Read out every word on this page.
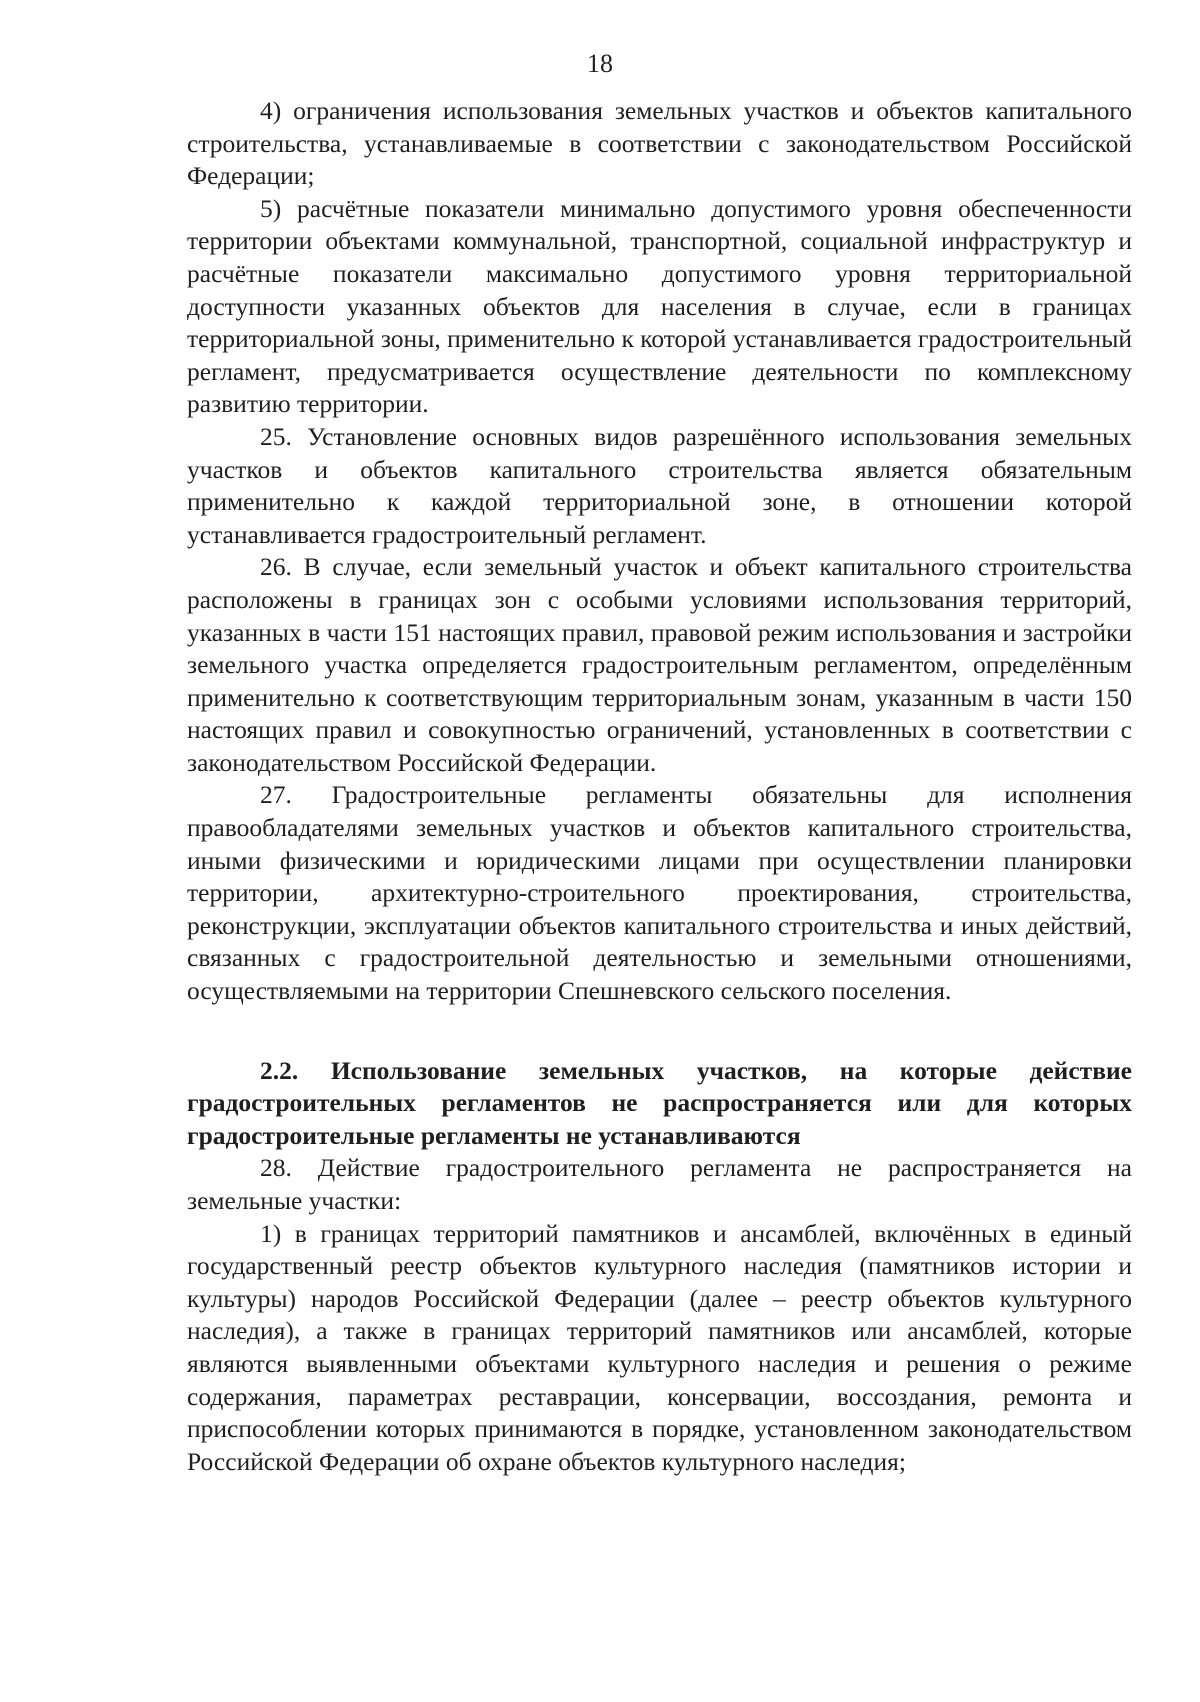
18

4) ограничения использования земельных участков и объектов капитального строительства, устанавливаемые в соответствии с законодательством Российской Федерации;

5) расчётные показатели минимально допустимого уровня обеспеченности территории объектами коммунальной, транспортной, социальной инфраструктур и расчётные показатели максимально допустимого уровня территориальной доступности указанных объектов для населения в случае, если в границах территориальной зоны, применительно к которой устанавливается градостроительный регламент, предусматривается осуществление деятельности по комплексному развитию территории.

25. Установление основных видов разрешённого использования земельных участков и объектов капитального строительства является обязательным применительно к каждой территориальной зоне, в отношении которой устанавливается градостроительный регламент.

26. В случае, если земельный участок и объект капитального строительства расположены в границах зон с особыми условиями использования территорий, указанных в части 151 настоящих правил, правовой режим использования и застройки земельного участка определяется градостроительным регламентом, определённым применительно к соответствующим территориальным зонам, указанным в части 150 настоящих правил и совокупностью ограничений, установленных в соответствии с законодательством Российской Федерации.

27. Градостроительные регламенты обязательны для исполнения правообладателями земельных участков и объектов капитального строительства, иными физическими и юридическими лицами при осуществлении планировки территории, архитектурно-строительного проектирования, строительства, реконструкции, эксплуатации объектов капитального строительства и иных действий, связанных с градостроительной деятельностью и земельными отношениями, осуществляемыми на территории Спешневского сельского поселения.

2.2. Использование земельных участков, на которые действие градостроительных регламентов не распространяется или для которых градостроительные регламенты не устанавливаются

28. Действие градостроительного регламента не распространяется на земельные участки:

1) в границах территорий памятников и ансамблей, включённых в единый государственный реестр объектов культурного наследия (памятников истории и культуры) народов Российской Федерации (далее – реестр объектов культурного наследия), а также в границах территорий памятников или ансамблей, которые являются выявленными объектами культурного наследия и решения о режиме содержания, параметрах реставрации, консервации, воссоздания, ремонта и приспособлении которых принимаются в порядке, установленном законодательством Российской Федерации об охране объектов культурного наследия;
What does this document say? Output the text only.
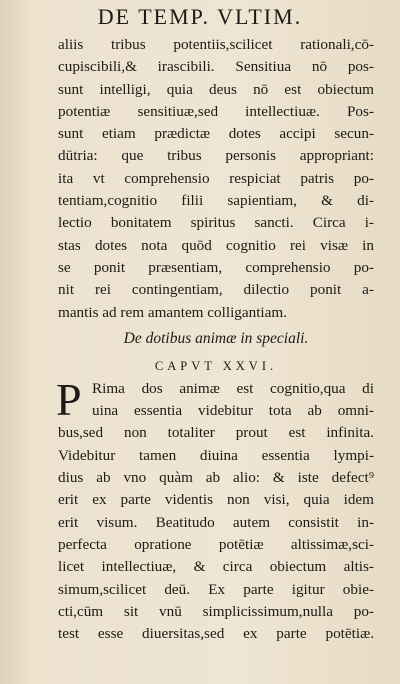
DE TEMP. VLTIM.
aliis tribus potentiis,scilicet rationali,cō-
cupiscibili,& irascibili. Sensitiua nō pos-
sunt intelligi, quia deus nō est obiectum
potentiæ sensitiuæ,sed intellectiuæ. Pos-
sunt etiam prædictæ dotes accipi secun-
dūtria: que tribus personis appropriant:
ita vt comprehensio respiciat patris po-
tentiam,cognitio filii sapientiam, & di-
lectio bonitatem spiritus sancti. Circa i-
stas dotes nota quōd cognitio rei visæ in
se ponit præsentiam, comprehensio po-
nit rei contingentiam, dilectio ponit a-
mantis ad rem amantem colligantiam.
De dotibus animæ in speciali.
CAPVT XXVI.
P Rima dos animæ est cognitio,qua di
uina essentia videbitur tota ab omni-
bus,sed non totaliter prout est infinita.
Videbitur tamen diuina essentia lympi-
dius ab vno quàm ab alio: & iste defect⁹
erit ex parte videntis non visi, quia idem
erit visum. Beatitudo autem consistit in-
perfecta opratione potētiæ altissimæ,sci-
licet intellectiuæ, & circa obiectum altis-
simum,scilicet deū. Ex parte igitur obie-
cti,cūm sit vnū simplicissimum,nulla po-
test esse diuersitas,sed ex parte potētiæ.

▶ _Given instruction_: Pull out every line in the data above that has the word "erit".

▶ _Result_:
erit ex parte videntis non visi, quia idem
erit visum. Beatitudo autem consistit in-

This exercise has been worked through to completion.